▸ RECORDS SUPPLIED:
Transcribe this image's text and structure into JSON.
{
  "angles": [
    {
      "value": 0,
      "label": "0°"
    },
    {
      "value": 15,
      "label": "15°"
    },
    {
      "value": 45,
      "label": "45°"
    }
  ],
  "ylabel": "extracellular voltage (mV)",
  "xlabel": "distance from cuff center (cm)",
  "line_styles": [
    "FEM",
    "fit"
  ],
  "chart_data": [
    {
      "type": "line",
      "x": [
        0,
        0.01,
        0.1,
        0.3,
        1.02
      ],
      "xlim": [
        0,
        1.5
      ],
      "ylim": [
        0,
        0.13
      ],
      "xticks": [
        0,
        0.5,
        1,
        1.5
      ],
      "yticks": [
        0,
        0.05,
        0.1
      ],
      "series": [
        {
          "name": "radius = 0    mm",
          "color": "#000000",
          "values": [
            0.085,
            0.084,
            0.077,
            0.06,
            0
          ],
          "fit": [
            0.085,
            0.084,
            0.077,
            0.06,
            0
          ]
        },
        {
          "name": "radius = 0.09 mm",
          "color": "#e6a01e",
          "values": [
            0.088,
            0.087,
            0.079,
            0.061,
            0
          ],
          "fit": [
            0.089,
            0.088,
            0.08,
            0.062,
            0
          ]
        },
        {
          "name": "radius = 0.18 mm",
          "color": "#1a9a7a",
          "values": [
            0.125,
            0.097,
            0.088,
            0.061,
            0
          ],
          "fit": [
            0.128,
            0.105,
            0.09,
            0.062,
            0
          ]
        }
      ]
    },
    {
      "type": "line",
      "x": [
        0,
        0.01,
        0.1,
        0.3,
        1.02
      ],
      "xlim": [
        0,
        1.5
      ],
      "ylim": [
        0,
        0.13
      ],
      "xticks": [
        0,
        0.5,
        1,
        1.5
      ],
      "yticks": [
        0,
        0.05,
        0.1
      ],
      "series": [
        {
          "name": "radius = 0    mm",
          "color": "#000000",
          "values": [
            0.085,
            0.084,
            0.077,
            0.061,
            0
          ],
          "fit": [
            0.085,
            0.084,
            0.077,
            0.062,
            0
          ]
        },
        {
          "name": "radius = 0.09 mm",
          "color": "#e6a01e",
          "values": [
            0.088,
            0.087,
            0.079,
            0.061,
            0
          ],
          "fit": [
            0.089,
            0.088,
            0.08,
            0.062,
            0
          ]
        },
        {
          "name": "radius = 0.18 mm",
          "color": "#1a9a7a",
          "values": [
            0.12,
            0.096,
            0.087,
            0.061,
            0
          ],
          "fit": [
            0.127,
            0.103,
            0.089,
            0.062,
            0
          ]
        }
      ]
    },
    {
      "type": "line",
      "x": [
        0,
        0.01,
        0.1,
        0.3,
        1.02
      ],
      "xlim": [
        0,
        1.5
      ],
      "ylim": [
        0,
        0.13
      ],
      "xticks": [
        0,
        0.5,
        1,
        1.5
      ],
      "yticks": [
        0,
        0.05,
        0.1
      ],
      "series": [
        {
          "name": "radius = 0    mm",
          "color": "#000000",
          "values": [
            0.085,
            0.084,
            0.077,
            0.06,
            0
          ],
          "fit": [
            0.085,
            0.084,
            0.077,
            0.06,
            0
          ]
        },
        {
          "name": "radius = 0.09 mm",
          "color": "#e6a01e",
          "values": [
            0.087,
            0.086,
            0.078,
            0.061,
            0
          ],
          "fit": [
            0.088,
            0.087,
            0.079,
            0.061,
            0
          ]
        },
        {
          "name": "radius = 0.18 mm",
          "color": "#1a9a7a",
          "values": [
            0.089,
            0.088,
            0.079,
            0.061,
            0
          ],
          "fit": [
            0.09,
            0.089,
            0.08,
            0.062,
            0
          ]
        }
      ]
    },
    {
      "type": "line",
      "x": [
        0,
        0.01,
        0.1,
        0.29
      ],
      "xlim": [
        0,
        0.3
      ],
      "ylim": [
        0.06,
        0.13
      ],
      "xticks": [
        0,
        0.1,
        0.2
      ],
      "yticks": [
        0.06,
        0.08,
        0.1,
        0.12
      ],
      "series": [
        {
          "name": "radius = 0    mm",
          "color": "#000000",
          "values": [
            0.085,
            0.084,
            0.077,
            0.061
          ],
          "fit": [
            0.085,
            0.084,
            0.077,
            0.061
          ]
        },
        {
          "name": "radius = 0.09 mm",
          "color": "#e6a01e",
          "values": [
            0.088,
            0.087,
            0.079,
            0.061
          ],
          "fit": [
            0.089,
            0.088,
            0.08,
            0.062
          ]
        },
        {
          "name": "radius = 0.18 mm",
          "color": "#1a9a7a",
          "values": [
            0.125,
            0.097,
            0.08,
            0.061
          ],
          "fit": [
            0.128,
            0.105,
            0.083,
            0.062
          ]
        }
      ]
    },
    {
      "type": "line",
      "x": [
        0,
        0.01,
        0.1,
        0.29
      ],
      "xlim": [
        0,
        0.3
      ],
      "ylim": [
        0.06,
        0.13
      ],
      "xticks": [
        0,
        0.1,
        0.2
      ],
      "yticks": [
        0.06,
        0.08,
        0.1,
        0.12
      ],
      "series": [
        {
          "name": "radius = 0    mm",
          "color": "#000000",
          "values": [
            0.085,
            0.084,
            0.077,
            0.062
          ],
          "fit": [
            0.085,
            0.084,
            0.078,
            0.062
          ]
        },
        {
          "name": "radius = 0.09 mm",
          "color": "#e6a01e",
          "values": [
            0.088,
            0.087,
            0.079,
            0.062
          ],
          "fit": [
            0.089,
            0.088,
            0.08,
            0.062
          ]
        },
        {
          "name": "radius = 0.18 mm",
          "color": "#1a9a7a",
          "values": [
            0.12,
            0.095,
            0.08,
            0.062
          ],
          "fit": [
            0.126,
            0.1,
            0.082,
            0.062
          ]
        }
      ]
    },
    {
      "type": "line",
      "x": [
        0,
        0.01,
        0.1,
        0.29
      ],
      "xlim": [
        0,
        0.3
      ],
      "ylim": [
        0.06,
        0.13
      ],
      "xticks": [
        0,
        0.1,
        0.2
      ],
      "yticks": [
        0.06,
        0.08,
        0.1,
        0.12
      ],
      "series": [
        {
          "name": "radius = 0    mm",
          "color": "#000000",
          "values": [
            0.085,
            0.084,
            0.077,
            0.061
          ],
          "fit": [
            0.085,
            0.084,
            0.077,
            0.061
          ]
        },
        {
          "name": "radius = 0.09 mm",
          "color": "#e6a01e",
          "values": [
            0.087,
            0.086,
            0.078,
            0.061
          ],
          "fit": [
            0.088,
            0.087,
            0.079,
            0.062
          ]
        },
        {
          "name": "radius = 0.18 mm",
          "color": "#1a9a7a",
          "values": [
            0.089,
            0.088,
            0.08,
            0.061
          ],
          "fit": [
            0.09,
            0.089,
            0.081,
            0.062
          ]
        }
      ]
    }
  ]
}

▸ STATED PROBLEM: Take the entries above and copy them out exactly.

▸ FINAL RESULT:
Transcribe this image's text and structure into JSON.
{
  "angles": [
    {
      "value": 0,
      "label": "0°"
    },
    {
      "value": 15,
      "label": "15°"
    },
    {
      "value": 45,
      "label": "45°"
    }
  ],
  "ylabel": "extracellular voltage (mV)",
  "xlabel": "distance from cuff center (cm)",
  "line_styles": [
    "FEM",
    "fit"
  ],
  "chart_data": [
    {
      "type": "line",
      "x": [
        0,
        0.01,
        0.1,
        0.3,
        1.02
      ],
      "xlim": [
        0,
        1.5
      ],
      "ylim": [
        0,
        0.13
      ],
      "xticks": [
        0,
        0.5,
        1,
        1.5
      ],
      "yticks": [
        0,
        0.05,
        0.1
      ],
      "series": [
        {
          "name": "radius = 0    mm",
          "color": "#000000",
          "values": [
            0.085,
            0.084,
            0.077,
            0.06,
            0
          ],
          "fit": [
            0.085,
            0.084,
            0.077,
            0.06,
            0
          ]
        },
        {
          "name": "radius = 0.09 mm",
          "color": "#e6a01e",
          "values": [
            0.088,
            0.087,
            0.079,
            0.061,
            0
          ],
          "fit": [
            0.089,
            0.088,
            0.08,
            0.062,
            0
          ]
        },
        {
          "name": "radius = 0.18 mm",
          "color": "#1a9a7a",
          "values": [
            0.125,
            0.097,
            0.088,
            0.061,
            0
          ],
          "fit": [
            0.128,
            0.105,
            0.09,
            0.062,
            0
          ]
        }
      ]
    },
    {
      "type": "line",
      "x": [
        0,
        0.01,
        0.1,
        0.3,
        1.02
      ],
      "xlim": [
        0,
        1.5
      ],
      "ylim": [
        0,
        0.13
      ],
      "xticks": [
        0,
        0.5,
        1,
        1.5
      ],
      "yticks": [
        0,
        0.05,
        0.1
      ],
      "series": [
        {
          "name": "radius = 0    mm",
          "color": "#000000",
          "values": [
            0.085,
            0.084,
            0.077,
            0.061,
            0
          ],
          "fit": [
            0.085,
            0.084,
            0.077,
            0.062,
            0
          ]
        },
        {
          "name": "radius = 0.09 mm",
          "color": "#e6a01e",
          "values": [
            0.088,
            0.087,
            0.079,
            0.061,
            0
          ],
          "fit": [
            0.089,
            0.088,
            0.08,
            0.062,
            0
          ]
        },
        {
          "name": "radius = 0.18 mm",
          "color": "#1a9a7a",
          "values": [
            0.12,
            0.096,
            0.087,
            0.061,
            0
          ],
          "fit": [
            0.127,
            0.103,
            0.089,
            0.062,
            0
          ]
        }
      ]
    },
    {
      "type": "line",
      "x": [
        0,
        0.01,
        0.1,
        0.3,
        1.02
      ],
      "xlim": [
        0,
        1.5
      ],
      "ylim": [
        0,
        0.13
      ],
      "xticks": [
        0,
        0.5,
        1,
        1.5
      ],
      "yticks": [
        0,
        0.05,
        0.1
      ],
      "series": [
        {
          "name": "radius = 0    mm",
          "color": "#000000",
          "values": [
            0.085,
            0.084,
            0.077,
            0.06,
            0
          ],
          "fit": [
            0.085,
            0.084,
            0.077,
            0.06,
            0
          ]
        },
        {
          "name": "radius = 0.09 mm",
          "color": "#e6a01e",
          "values": [
            0.087,
            0.086,
            0.078,
            0.061,
            0
          ],
          "fit": [
            0.088,
            0.087,
            0.079,
            0.061,
            0
          ]
        },
        {
          "name": "radius = 0.18 mm",
          "color": "#1a9a7a",
          "values": [
            0.089,
            0.088,
            0.079,
            0.061,
            0
          ],
          "fit": [
            0.09,
            0.089,
            0.08,
            0.062,
            0
          ]
        }
      ]
    },
    {
      "type": "line",
      "x": [
        0,
        0.01,
        0.1,
        0.29
      ],
      "xlim": [
        0,
        0.3
      ],
      "ylim": [
        0.06,
        0.13
      ],
      "xticks": [
        0,
        0.1,
        0.2
      ],
      "yticks": [
        0.06,
        0.08,
        0.1,
        0.12
      ],
      "series": [
        {
          "name": "radius = 0    mm",
          "color": "#000000",
          "values": [
            0.085,
            0.084,
            0.077,
            0.061
          ],
          "fit": [
            0.085,
            0.084,
            0.077,
            0.061
          ]
        },
        {
          "name": "radius = 0.09 mm",
          "color": "#e6a01e",
          "values": [
            0.088,
            0.087,
            0.079,
            0.061
          ],
          "fit": [
            0.089,
            0.088,
            0.08,
            0.062
          ]
        },
        {
          "name": "radius = 0.18 mm",
          "color": "#1a9a7a",
          "values": [
            0.125,
            0.097,
            0.08,
            0.061
          ],
          "fit": [
            0.128,
            0.105,
            0.083,
            0.062
          ]
        }
      ]
    },
    {
      "type": "line",
      "x": [
        0,
        0.01,
        0.1,
        0.29
      ],
      "xlim": [
        0,
        0.3
      ],
      "ylim": [
        0.06,
        0.13
      ],
      "xticks": [
        0,
        0.1,
        0.2
      ],
      "yticks": [
        0.06,
        0.08,
        0.1,
        0.12
      ],
      "series": [
        {
          "name": "radius = 0    mm",
          "color": "#000000",
          "values": [
            0.085,
            0.084,
            0.077,
            0.062
          ],
          "fit": [
            0.085,
            0.084,
            0.078,
            0.062
          ]
        },
        {
          "name": "radius = 0.09 mm",
          "color": "#e6a01e",
          "values": [
            0.088,
            0.087,
            0.079,
            0.062
          ],
          "fit": [
            0.089,
            0.088,
            0.08,
            0.062
          ]
        },
        {
          "name": "radius = 0.18 mm",
          "color": "#1a9a7a",
          "values": [
            0.12,
            0.095,
            0.08,
            0.062
          ],
          "fit": [
            0.126,
            0.1,
            0.082,
            0.062
          ]
        }
      ]
    },
    {
      "type": "line",
      "x": [
        0,
        0.01,
        0.1,
        0.29
      ],
      "xlim": [
        0,
        0.3
      ],
      "ylim": [
        0.06,
        0.13
      ],
      "xticks": [
        0,
        0.1,
        0.2
      ],
      "yticks": [
        0.06,
        0.08,
        0.1,
        0.12
      ],
      "series": [
        {
          "name": "radius = 0    mm",
          "color": "#000000",
          "values": [
            0.085,
            0.084,
            0.077,
            0.061
          ],
          "fit": [
            0.085,
            0.084,
            0.077,
            0.061
          ]
        },
        {
          "name": "radius = 0.09 mm",
          "color": "#e6a01e",
          "values": [
            0.087,
            0.086,
            0.078,
            0.061
          ],
          "fit": [
            0.088,
            0.087,
            0.079,
            0.062
          ]
        },
        {
          "name": "radius = 0.18 mm",
          "color": "#1a9a7a",
          "values": [
            0.089,
            0.088,
            0.08,
            0.061
          ],
          "fit": [
            0.09,
            0.089,
            0.081,
            0.062
          ]
        }
      ]
    }
  ]
}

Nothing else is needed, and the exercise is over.